>> Begin Input data
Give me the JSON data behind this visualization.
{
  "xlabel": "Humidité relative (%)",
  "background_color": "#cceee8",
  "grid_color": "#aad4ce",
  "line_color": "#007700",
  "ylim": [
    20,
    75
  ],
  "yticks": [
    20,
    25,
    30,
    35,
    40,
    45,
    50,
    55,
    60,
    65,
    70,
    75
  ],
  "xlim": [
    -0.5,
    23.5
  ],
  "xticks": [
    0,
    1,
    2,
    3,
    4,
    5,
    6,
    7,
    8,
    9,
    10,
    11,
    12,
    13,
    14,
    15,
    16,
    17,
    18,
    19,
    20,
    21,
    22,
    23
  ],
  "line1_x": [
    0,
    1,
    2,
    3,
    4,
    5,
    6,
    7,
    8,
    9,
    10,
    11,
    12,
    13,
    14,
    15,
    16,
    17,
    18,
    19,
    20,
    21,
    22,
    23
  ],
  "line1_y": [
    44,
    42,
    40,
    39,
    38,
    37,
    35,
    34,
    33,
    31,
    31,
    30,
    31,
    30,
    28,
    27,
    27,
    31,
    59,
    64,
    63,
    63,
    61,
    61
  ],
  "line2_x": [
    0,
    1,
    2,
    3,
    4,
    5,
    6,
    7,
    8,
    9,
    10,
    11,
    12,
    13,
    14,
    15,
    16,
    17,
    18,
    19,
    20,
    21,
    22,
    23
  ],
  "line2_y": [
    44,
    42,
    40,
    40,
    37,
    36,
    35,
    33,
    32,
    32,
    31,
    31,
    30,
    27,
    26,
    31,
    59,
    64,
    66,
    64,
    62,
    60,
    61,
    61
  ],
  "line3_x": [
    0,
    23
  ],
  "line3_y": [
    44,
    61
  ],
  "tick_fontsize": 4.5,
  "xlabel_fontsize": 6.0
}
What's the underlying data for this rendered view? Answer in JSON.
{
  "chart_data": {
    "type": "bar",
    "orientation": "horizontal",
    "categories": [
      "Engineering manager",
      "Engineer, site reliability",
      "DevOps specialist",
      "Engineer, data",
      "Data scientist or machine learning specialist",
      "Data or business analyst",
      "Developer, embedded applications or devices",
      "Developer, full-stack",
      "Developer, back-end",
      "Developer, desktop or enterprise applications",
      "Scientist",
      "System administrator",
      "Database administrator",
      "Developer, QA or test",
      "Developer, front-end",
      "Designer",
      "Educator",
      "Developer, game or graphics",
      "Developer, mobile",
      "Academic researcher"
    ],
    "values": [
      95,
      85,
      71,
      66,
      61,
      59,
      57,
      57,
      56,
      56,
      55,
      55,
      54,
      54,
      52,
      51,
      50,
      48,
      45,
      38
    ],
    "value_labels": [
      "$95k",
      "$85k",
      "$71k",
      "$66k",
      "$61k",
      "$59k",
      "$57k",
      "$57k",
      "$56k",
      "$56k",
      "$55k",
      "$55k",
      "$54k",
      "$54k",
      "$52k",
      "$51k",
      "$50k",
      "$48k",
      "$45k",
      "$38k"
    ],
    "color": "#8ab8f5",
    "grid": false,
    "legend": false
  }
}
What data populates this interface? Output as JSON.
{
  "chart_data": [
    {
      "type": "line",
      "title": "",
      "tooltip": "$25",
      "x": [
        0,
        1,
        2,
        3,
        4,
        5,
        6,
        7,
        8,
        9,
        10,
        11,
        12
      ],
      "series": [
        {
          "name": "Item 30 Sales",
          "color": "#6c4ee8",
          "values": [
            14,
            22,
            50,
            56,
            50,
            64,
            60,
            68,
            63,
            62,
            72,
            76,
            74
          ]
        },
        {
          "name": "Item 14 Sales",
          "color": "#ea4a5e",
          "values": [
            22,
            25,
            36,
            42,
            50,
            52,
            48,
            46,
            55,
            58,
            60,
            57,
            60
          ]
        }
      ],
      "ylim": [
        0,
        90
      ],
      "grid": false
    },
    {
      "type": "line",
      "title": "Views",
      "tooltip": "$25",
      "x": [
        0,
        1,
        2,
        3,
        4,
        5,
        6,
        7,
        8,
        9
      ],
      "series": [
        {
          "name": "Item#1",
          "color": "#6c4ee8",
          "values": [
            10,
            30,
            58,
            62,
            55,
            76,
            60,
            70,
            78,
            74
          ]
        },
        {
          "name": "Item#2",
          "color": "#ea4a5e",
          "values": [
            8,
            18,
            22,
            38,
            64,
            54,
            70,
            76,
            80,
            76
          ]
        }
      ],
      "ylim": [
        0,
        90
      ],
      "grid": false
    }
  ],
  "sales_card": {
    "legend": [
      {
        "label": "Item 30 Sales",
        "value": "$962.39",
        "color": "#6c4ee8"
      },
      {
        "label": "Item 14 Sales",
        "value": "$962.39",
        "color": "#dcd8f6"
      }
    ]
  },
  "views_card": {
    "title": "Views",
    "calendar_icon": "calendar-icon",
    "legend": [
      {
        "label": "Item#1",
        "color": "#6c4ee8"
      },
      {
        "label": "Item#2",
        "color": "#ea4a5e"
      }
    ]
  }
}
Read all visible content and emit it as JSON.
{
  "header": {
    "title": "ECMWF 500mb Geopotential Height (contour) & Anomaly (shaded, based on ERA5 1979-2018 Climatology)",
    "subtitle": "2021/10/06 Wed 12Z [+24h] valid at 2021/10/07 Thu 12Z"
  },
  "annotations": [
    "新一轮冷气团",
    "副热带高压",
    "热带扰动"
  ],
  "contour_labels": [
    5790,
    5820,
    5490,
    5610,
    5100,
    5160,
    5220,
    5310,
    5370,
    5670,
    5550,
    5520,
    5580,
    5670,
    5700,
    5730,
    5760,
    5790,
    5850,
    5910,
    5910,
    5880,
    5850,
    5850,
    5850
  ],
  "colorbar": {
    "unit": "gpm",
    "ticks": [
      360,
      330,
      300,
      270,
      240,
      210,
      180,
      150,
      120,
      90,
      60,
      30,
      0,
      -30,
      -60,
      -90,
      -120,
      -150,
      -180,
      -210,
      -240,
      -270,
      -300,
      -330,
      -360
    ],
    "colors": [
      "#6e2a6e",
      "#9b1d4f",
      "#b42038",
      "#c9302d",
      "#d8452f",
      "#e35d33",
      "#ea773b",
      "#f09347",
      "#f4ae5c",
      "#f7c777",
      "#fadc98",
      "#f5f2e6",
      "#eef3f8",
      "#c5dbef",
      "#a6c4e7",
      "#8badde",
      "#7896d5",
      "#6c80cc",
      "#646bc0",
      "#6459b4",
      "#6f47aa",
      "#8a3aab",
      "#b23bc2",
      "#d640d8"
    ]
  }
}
>> End Input data
**Work instructions:** Write out every line of the listing that holds the word "this".

**Complete output:**
Give me the JSON data behind this visualization.
What's the underlying data for this rendered view? Answer in JSON.
What data populates this interface? Output as JSON.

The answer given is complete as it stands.